Repeat the entire listing exactly.
###
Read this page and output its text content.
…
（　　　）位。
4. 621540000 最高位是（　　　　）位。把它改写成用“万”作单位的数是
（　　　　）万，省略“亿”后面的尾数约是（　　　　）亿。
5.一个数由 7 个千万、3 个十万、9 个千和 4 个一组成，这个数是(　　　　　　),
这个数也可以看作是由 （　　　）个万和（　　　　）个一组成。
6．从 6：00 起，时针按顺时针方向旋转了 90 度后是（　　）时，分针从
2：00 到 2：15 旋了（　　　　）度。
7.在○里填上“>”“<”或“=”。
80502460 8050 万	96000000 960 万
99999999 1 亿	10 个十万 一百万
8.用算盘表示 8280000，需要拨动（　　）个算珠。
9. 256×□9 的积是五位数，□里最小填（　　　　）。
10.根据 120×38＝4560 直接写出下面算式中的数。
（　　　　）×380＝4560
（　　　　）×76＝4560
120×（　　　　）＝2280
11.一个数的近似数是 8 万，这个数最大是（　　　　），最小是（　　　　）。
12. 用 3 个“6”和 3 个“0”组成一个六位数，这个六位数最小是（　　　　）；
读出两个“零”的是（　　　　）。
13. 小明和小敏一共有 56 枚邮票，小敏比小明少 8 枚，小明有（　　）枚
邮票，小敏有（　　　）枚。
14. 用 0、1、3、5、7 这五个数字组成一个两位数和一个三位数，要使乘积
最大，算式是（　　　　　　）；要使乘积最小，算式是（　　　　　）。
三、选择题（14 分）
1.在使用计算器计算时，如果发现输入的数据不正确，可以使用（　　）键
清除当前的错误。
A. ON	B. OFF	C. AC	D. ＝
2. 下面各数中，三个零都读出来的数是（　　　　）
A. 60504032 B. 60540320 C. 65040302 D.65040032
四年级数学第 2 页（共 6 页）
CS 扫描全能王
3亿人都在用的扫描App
###
RESPONSE TO THE TASK.
Read this page and output its text content.
…
（　　　）位。
4. 621540000 最高位是（　　　　）位。把它改写成用“万”作单位的数是
（　　　　）万，省略“亿”后面的尾数约是（　　　　）亿。
5.一个数由 7 个千万、3 个十万、9 个千和 4 个一组成，这个数是(　　　　　　),
这个数也可以看作是由 （　　　）个万和（　　　　）个一组成。
6．从 6：00 起，时针按顺时针方向旋转了 90 度后是（　　）时，分针从
2：00 到 2：15 旋了（　　　　）度。
7.在○里填上“>”“<”或“=”。
80502460 8050 万	96000000 960 万
99999999 1 亿	10 个十万 一百万
8.用算盘表示 8280000，需要拨动（　　）个算珠。
9. 256×□9 的积是五位数，□里最小填（　　　　）。
10.根据 120×38＝4560 直接写出下面算式中的数。
（　　　　）×380＝4560
（　　　　）×76＝4560
120×（　　　　）＝2280
11.一个数的近似数是 8 万，这个数最大是（　　　　），最小是（　　　　）。
12. 用 3 个“6”和 3 个“0”组成一个六位数，这个六位数最小是（　　　　）；
读出两个“零”的是（　　　　）。
13. 小明和小敏一共有 56 枚邮票，小敏比小明少 8 枚，小明有（　　）枚
邮票，小敏有（　　　）枚。
14. 用 0、1、3、5、7 这五个数字组成一个两位数和一个三位数，要使乘积
最大，算式是（　　　　　　）；要使乘积最小，算式是（　　　　　）。
三、选择题（14 分）
1.在使用计算器计算时，如果发现输入的数据不正确，可以使用（　　）键
清除当前的错误。
A. ON	B. OFF	C. AC	D. ＝
2. 下面各数中，三个零都读出来的数是（　　　　）
A. 60504032 B. 60540320 C. 65040302 D.65040032
四年级数学第 2 页（共 6 页）
CS 扫描全能王
3亿人都在用的扫描App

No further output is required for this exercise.